GIVEN REQUEST
From the entries below, copy every line that holds the word "ffffff".

Source records
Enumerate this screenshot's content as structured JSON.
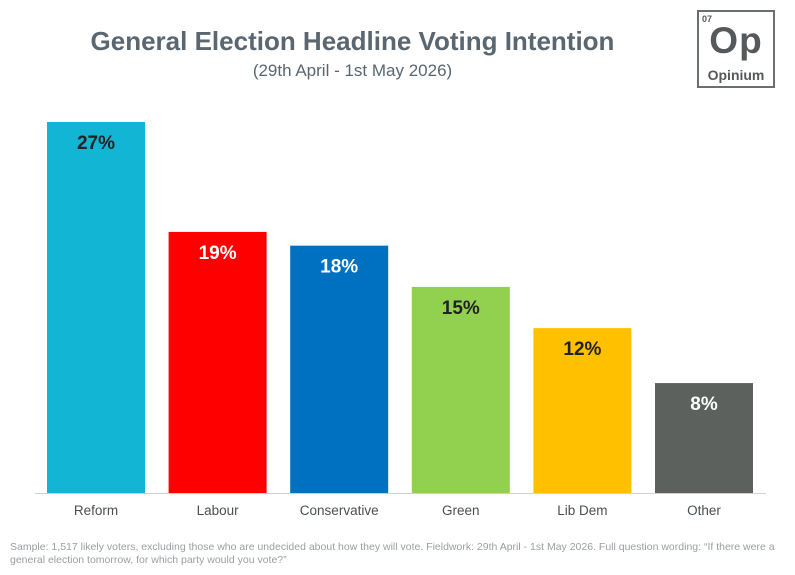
{
  "header": {
    "title": "General Election Headline Voting Intention",
    "subtitle": "(29th April - 1st May 2026)"
  },
  "logo": {
    "number": "07",
    "symbol": "Op",
    "word": "Opinium"
  },
  "chart_data": {
    "type": "bar",
    "title": "General Election Headline Voting Intention",
    "subtitle": "(29th April - 1st May 2026)",
    "categories": [
      "Reform",
      "Labour",
      "Conservative",
      "Green",
      "Lib Dem",
      "Other"
    ],
    "values": [
      27,
      19,
      18,
      15,
      12,
      8
    ],
    "data_labels": [
      "27%",
      "19%",
      "18%",
      "15%",
      "12%",
      "8%"
    ],
    "colors": [
      "#12b5d4",
      "#ff0000",
      "#0070c0",
      "#92d050",
      "#ffc000",
      "#5c615e"
    ],
    "label_colors": [
      "#222222",
      "#ffffff",
      "#ffffff",
      "#222222",
      "#222222",
      "#ffffff"
    ],
    "ylim": [
      0,
      27
    ],
    "grid": false,
    "legend": "none"
  },
  "footnote": "Sample: 1,517 likely voters, excluding those who are undecided about how they will vote. Fieldwork: 29th April - 1st May 2026. Full question wording: “If there were a general election tomorrow, for which party would you vote?”"
}
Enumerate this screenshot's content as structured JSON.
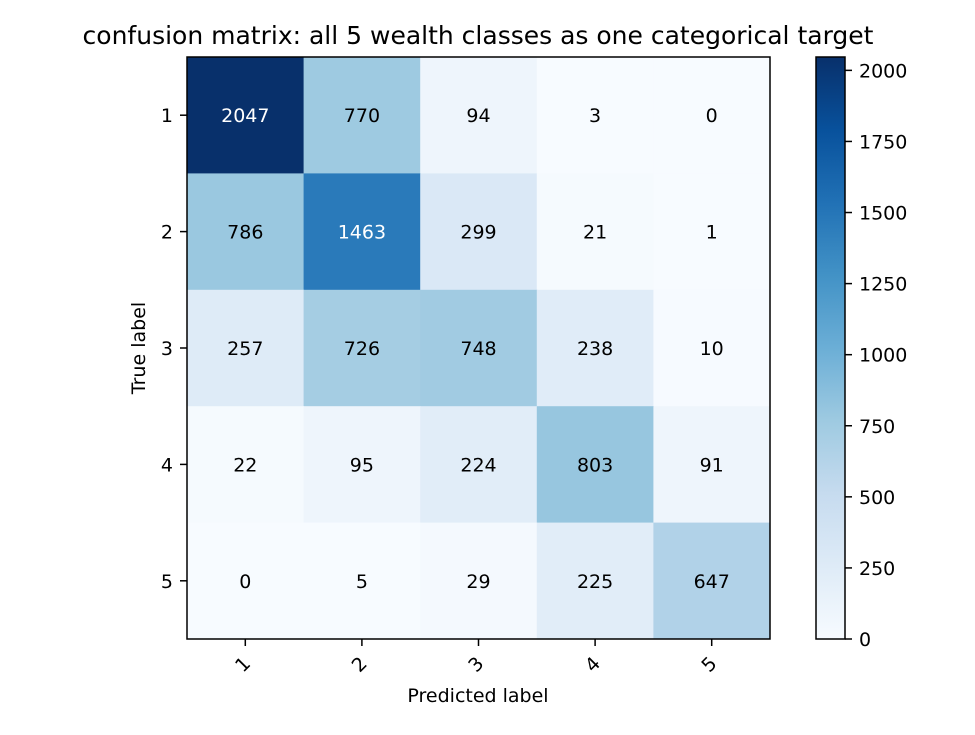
{
  "chart_data": {
    "type": "heatmap",
    "title": "confusion matrix: all 5 wealth classes as one categorical target",
    "xlabel": "Predicted label",
    "ylabel": "True label",
    "x_categories": [
      "1",
      "2",
      "3",
      "4",
      "5"
    ],
    "y_categories": [
      "1",
      "2",
      "3",
      "4",
      "5"
    ],
    "values": [
      [
        2047,
        770,
        94,
        3,
        0
      ],
      [
        786,
        1463,
        299,
        21,
        1
      ],
      [
        257,
        726,
        748,
        238,
        10
      ],
      [
        22,
        95,
        224,
        803,
        91
      ],
      [
        0,
        5,
        29,
        225,
        647
      ]
    ],
    "colormap": "Blues",
    "colorbar": {
      "range": [
        0,
        2047
      ],
      "ticks": [
        0,
        250,
        500,
        750,
        1000,
        1250,
        1500,
        1750,
        2000
      ]
    },
    "text_color_dark": "#000000",
    "text_color_light": "#ffffff",
    "x_tick_rotation": "45 degrees"
  }
}
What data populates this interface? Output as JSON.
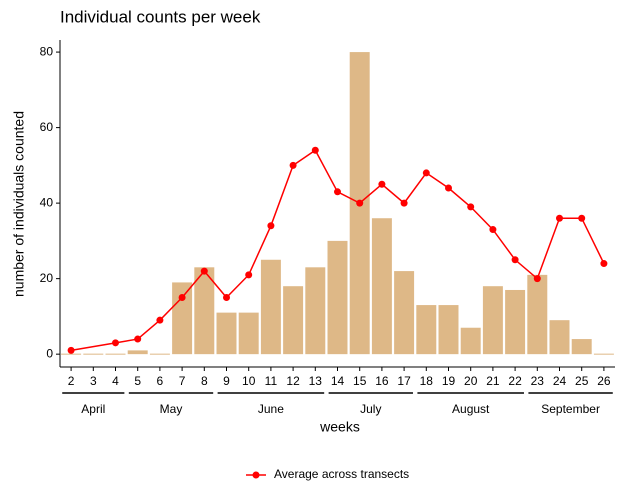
{
  "chart_data": {
    "type": "bar-line",
    "title": "Individual counts per week",
    "xlabel": "weeks",
    "ylabel": "number of individuals counted",
    "x": [
      2,
      3,
      4,
      5,
      6,
      7,
      8,
      9,
      10,
      11,
      12,
      13,
      14,
      15,
      16,
      17,
      18,
      19,
      20,
      21,
      22,
      23,
      24,
      25,
      26
    ],
    "xlim": [
      1.5,
      26.5
    ],
    "xticks": [
      2,
      3,
      4,
      5,
      6,
      7,
      8,
      9,
      10,
      11,
      12,
      13,
      14,
      15,
      16,
      17,
      18,
      19,
      20,
      21,
      22,
      23,
      24,
      25,
      26
    ],
    "values": [
      0,
      0,
      0,
      1,
      0,
      19,
      23,
      11,
      11,
      25,
      18,
      23,
      30,
      80,
      36,
      22,
      13,
      13,
      7,
      18,
      17,
      21,
      9,
      4,
      0
    ],
    "color": "#deb887",
    "ylim": [
      -3.4,
      83.2
    ],
    "yticks": [
      0,
      20,
      40,
      60,
      80
    ],
    "series": [
      {
        "name": "Average across transects",
        "color": "#ff0000",
        "x": [
          2,
          4,
          5,
          6,
          7,
          8,
          9,
          10,
          11,
          12,
          13,
          14,
          15,
          16,
          17,
          18,
          19,
          20,
          21,
          22,
          23,
          24,
          25,
          26
        ],
        "values": [
          1,
          3,
          4,
          9,
          15,
          22,
          15,
          21,
          34,
          50,
          54,
          43,
          40,
          45,
          40,
          48,
          44,
          39,
          33,
          25,
          20,
          36,
          36,
          24
        ]
      }
    ],
    "months": [
      {
        "label": "April",
        "from": 2,
        "to": 4
      },
      {
        "label": "May",
        "from": 5,
        "to": 8
      },
      {
        "label": "June",
        "from": 9,
        "to": 13
      },
      {
        "label": "July",
        "from": 14,
        "to": 17
      },
      {
        "label": "August",
        "from": 18,
        "to": 22
      },
      {
        "label": "September",
        "from": 23,
        "to": 26
      }
    ],
    "legend": "bottom"
  }
}
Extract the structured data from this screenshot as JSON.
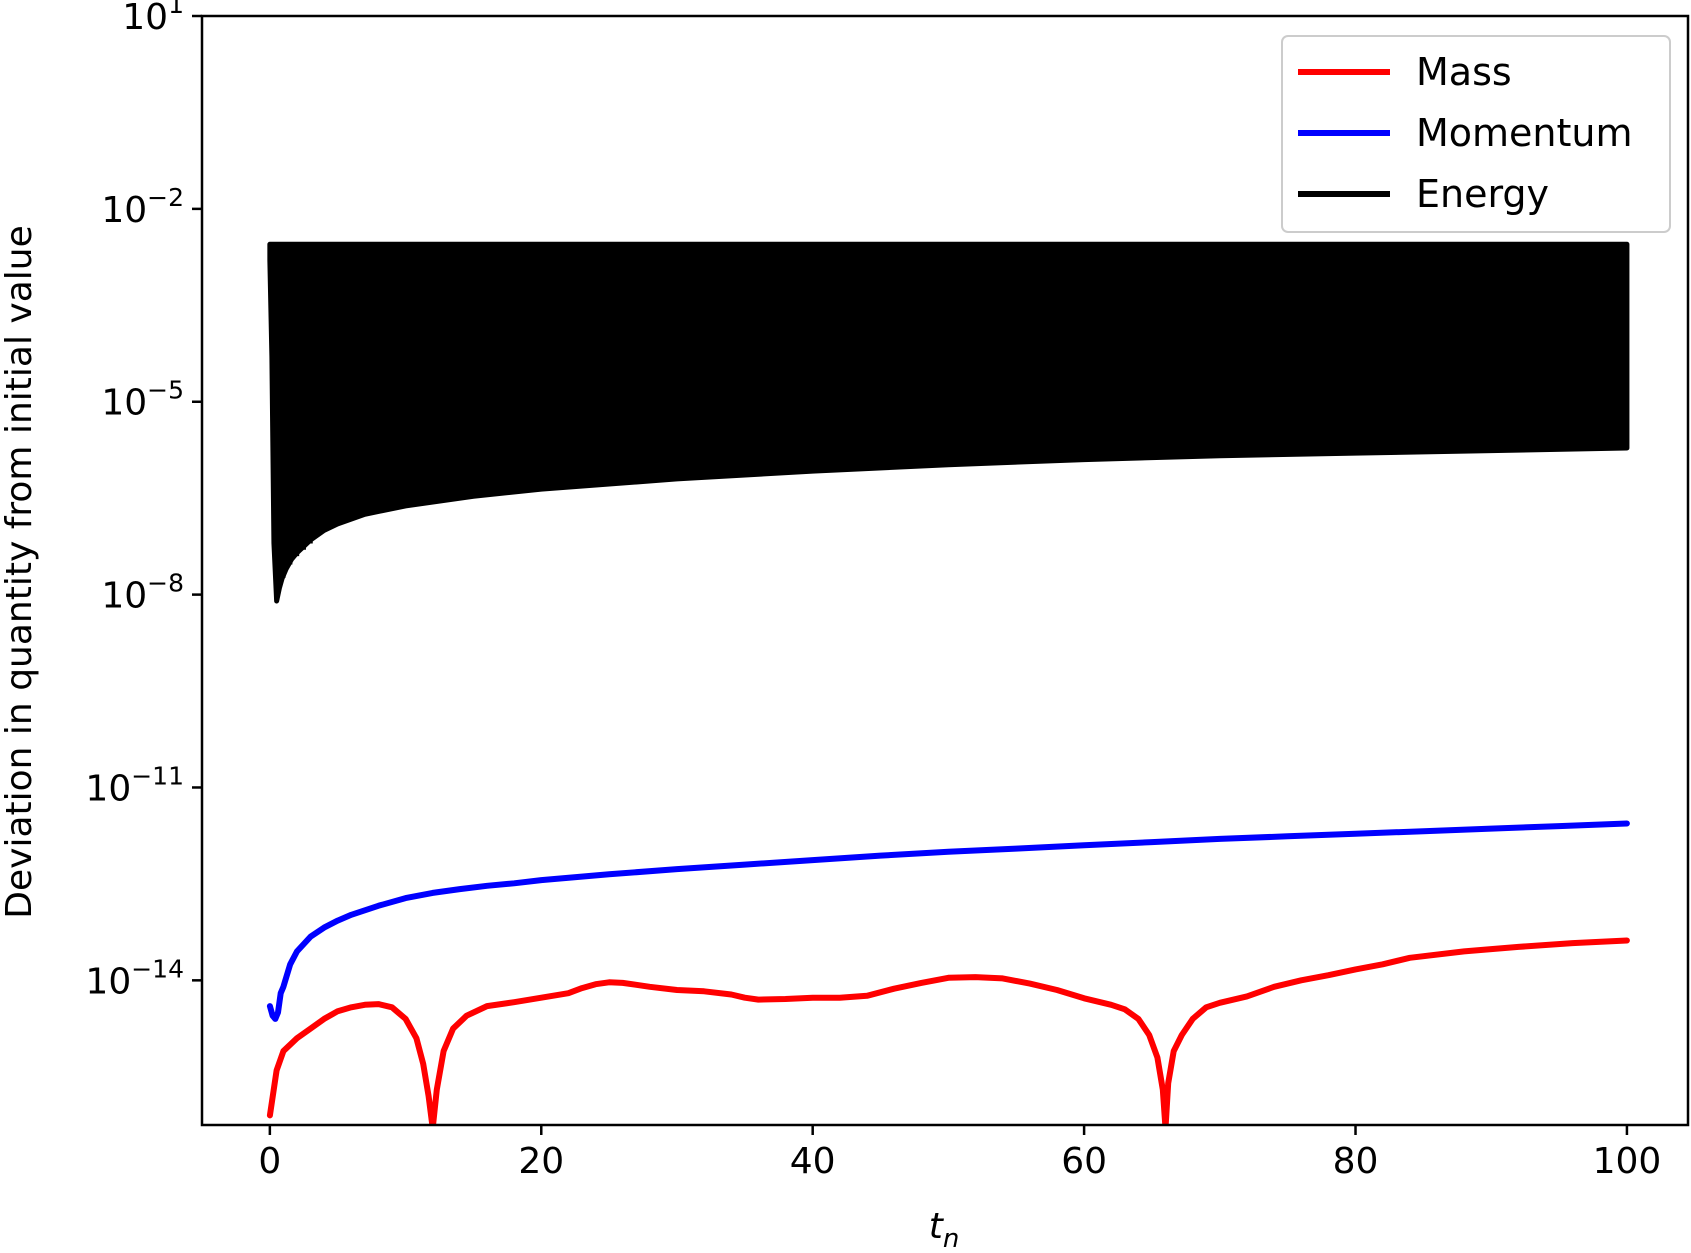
{
  "chart_data": {
    "type": "line",
    "xlabel": "t",
    "xlabel_subscript": "n",
    "ylabel": "Deviation in quantity from initial value",
    "x_ticks": [
      "0",
      "20",
      "40",
      "60",
      "80",
      "100"
    ],
    "y_ticks": [
      {
        "base": "10",
        "exp": "1"
      },
      {
        "base": "10",
        "exp": "−2"
      },
      {
        "base": "10",
        "exp": "−5"
      },
      {
        "base": "10",
        "exp": "−8"
      },
      {
        "base": "10",
        "exp": "−11"
      },
      {
        "base": "10",
        "exp": "−14"
      }
    ],
    "xlim": [
      -5,
      104.5
    ],
    "ylim_log10": [
      -16.25,
      1
    ],
    "y_scale": "log",
    "grid": false,
    "legend_position": "top-right",
    "series": [
      {
        "name": "Mass",
        "color": "#ff0000",
        "x": [
          0,
          0.5,
          1,
          2,
          3,
          4,
          5,
          6,
          7,
          8,
          9,
          10,
          10.8,
          11.3,
          11.7,
          12,
          12.3,
          12.8,
          13.5,
          14.5,
          16,
          18,
          20,
          22,
          23,
          24,
          25,
          26,
          27,
          28,
          30,
          32,
          34,
          35,
          36,
          38,
          40,
          42,
          44,
          46,
          48,
          50,
          52,
          54,
          56,
          58,
          60,
          62,
          63,
          64,
          64.8,
          65.4,
          65.8,
          66,
          66.2,
          66.6,
          67.2,
          68,
          69,
          70,
          72,
          74,
          76,
          78,
          80,
          82,
          84,
          88,
          92,
          96,
          100
        ],
        "log10_y": [
          -16.1,
          -15.4,
          -15.1,
          -14.9,
          -14.75,
          -14.6,
          -14.48,
          -14.42,
          -14.38,
          -14.37,
          -14.42,
          -14.6,
          -14.9,
          -15.3,
          -15.8,
          -16.3,
          -15.7,
          -15.1,
          -14.75,
          -14.55,
          -14.4,
          -14.34,
          -14.27,
          -14.2,
          -14.12,
          -14.06,
          -14.03,
          -14.04,
          -14.07,
          -14.1,
          -14.15,
          -14.17,
          -14.22,
          -14.27,
          -14.3,
          -14.29,
          -14.27,
          -14.27,
          -14.24,
          -14.13,
          -14.04,
          -13.96,
          -13.95,
          -13.97,
          -14.05,
          -14.15,
          -14.28,
          -14.38,
          -14.45,
          -14.6,
          -14.85,
          -15.2,
          -15.7,
          -16.3,
          -15.6,
          -15.1,
          -14.85,
          -14.6,
          -14.42,
          -14.35,
          -14.25,
          -14.1,
          -14.0,
          -13.92,
          -13.83,
          -13.75,
          -13.65,
          -13.55,
          -13.48,
          -13.42,
          -13.38
        ]
      },
      {
        "name": "Momentum",
        "color": "#0000ff",
        "x": [
          0,
          0.2,
          0.4,
          0.6,
          0.8,
          1,
          1.5,
          2,
          3,
          4,
          5,
          6,
          8,
          10,
          12,
          14,
          16,
          18,
          20,
          25,
          30,
          35,
          40,
          45,
          50,
          55,
          60,
          65,
          70,
          75,
          80,
          85,
          90,
          95,
          100
        ],
        "log10_y": [
          -14.4,
          -14.55,
          -14.6,
          -14.5,
          -14.2,
          -14.1,
          -13.75,
          -13.55,
          -13.32,
          -13.18,
          -13.07,
          -12.98,
          -12.84,
          -12.72,
          -12.64,
          -12.58,
          -12.53,
          -12.49,
          -12.44,
          -12.35,
          -12.27,
          -12.2,
          -12.13,
          -12.06,
          -12.0,
          -11.95,
          -11.9,
          -11.85,
          -11.8,
          -11.76,
          -11.72,
          -11.68,
          -11.64,
          -11.6,
          -11.56
        ]
      },
      {
        "name": "Energy",
        "color": "#000000",
        "upper_log10": -2.55,
        "lower_envelope_x": [
          0,
          0.15,
          0.3,
          0.5,
          0.7,
          0.9,
          1.2,
          1.6,
          2,
          3,
          4,
          5,
          7,
          10,
          15,
          20,
          30,
          40,
          50,
          60,
          70,
          80,
          90,
          100
        ],
        "lower_envelope_log10": [
          -2.8,
          -4.3,
          -7.2,
          -8.1,
          -7.9,
          -7.75,
          -7.6,
          -7.45,
          -7.35,
          -7.15,
          -7.0,
          -6.9,
          -6.75,
          -6.62,
          -6.47,
          -6.36,
          -6.2,
          -6.08,
          -5.98,
          -5.9,
          -5.84,
          -5.8,
          -5.76,
          -5.72
        ]
      }
    ]
  }
}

CORRECT RESPONSE
      "#ffffff",
      "#ffffff",
      "#ffffff"
    "text_color_light": "#ffffff",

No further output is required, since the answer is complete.